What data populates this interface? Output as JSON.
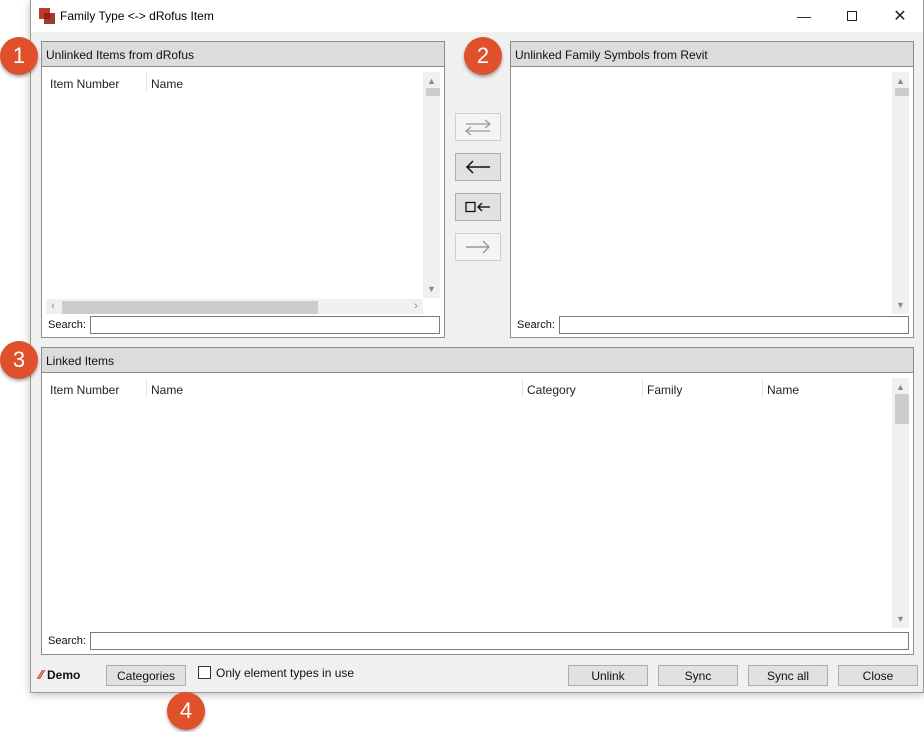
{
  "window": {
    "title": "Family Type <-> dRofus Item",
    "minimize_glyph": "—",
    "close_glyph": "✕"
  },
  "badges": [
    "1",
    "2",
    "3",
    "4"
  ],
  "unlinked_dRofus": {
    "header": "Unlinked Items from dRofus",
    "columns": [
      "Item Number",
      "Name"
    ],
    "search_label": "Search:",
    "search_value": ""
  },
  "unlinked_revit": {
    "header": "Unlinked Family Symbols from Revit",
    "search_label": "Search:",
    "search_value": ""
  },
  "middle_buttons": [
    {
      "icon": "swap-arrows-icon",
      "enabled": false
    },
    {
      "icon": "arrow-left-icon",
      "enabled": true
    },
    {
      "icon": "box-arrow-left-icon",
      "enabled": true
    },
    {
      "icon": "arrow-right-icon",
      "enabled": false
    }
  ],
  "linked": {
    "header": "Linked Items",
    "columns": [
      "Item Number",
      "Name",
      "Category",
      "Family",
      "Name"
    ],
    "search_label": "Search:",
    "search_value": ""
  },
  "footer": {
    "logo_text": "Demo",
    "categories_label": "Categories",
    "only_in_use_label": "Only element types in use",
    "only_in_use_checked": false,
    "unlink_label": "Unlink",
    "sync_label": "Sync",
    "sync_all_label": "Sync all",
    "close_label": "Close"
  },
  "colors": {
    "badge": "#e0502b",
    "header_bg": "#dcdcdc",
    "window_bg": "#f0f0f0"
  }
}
^^^^^^^^^^^^^^^^
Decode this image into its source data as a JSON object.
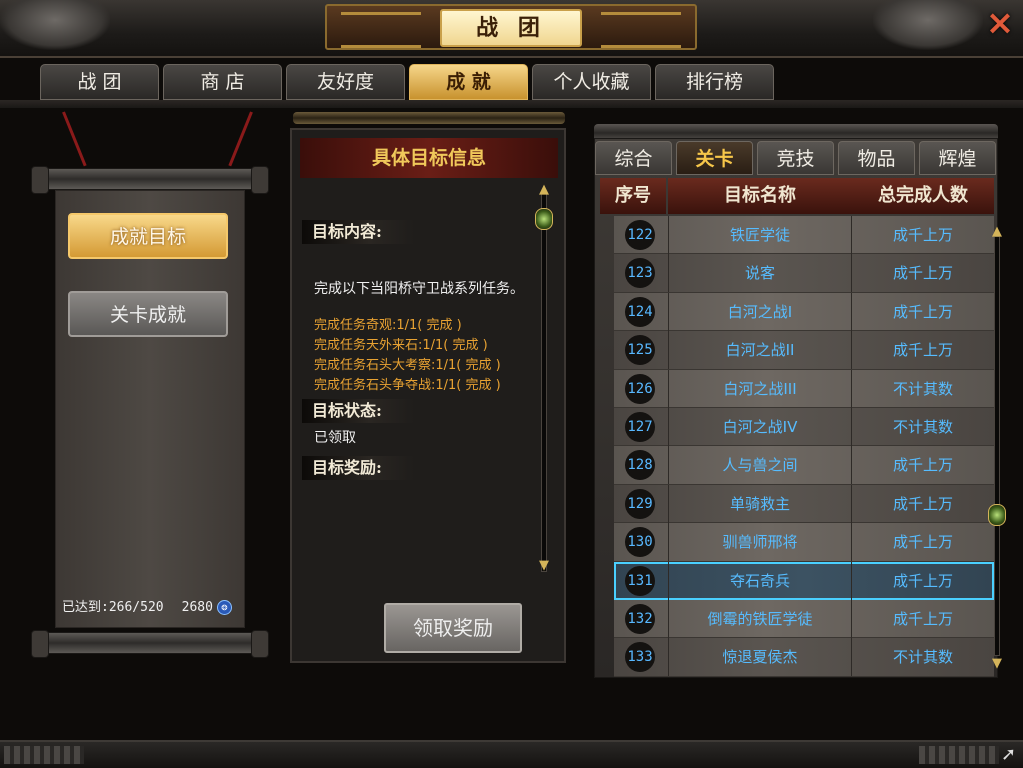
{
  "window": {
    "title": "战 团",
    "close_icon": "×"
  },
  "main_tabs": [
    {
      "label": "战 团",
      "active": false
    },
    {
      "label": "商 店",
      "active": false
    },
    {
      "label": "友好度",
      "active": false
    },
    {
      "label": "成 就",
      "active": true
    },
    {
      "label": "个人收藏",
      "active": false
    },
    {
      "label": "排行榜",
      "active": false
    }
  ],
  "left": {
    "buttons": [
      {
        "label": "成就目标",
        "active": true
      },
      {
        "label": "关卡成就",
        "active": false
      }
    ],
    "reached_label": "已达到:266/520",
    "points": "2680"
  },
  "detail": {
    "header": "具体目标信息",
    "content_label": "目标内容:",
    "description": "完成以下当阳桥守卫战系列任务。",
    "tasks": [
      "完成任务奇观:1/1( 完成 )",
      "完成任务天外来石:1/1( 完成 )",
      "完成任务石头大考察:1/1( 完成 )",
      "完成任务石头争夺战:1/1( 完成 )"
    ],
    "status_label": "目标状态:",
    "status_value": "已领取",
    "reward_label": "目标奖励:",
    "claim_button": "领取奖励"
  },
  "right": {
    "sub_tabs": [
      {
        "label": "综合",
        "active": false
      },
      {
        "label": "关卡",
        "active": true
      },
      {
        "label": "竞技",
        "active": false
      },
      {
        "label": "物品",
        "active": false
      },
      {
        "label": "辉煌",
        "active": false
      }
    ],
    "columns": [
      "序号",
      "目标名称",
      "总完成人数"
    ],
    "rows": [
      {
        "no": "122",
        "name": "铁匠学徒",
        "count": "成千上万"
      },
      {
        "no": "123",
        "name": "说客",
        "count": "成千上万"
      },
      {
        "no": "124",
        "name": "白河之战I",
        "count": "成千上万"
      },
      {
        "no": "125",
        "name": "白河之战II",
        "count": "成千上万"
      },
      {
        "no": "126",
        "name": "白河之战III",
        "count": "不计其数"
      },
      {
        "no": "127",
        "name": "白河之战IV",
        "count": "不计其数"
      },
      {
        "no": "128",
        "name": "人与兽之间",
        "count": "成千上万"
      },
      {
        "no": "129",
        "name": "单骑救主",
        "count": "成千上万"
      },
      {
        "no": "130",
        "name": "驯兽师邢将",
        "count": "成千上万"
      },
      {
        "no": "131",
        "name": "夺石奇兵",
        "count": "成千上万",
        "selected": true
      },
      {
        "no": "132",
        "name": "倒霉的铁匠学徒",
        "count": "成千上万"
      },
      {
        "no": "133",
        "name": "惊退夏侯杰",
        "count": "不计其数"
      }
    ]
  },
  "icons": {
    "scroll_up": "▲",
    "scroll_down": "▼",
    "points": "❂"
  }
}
^^^^^^^^^^^^^^^^
Report every line in the data above in which the word "Family" appears.

* **ANSWER TO THE PROBLEM**
    "title": "Family Type <-> dRofus Item",
    "header": "Unlinked Family Symbols from Revit",
      "Family",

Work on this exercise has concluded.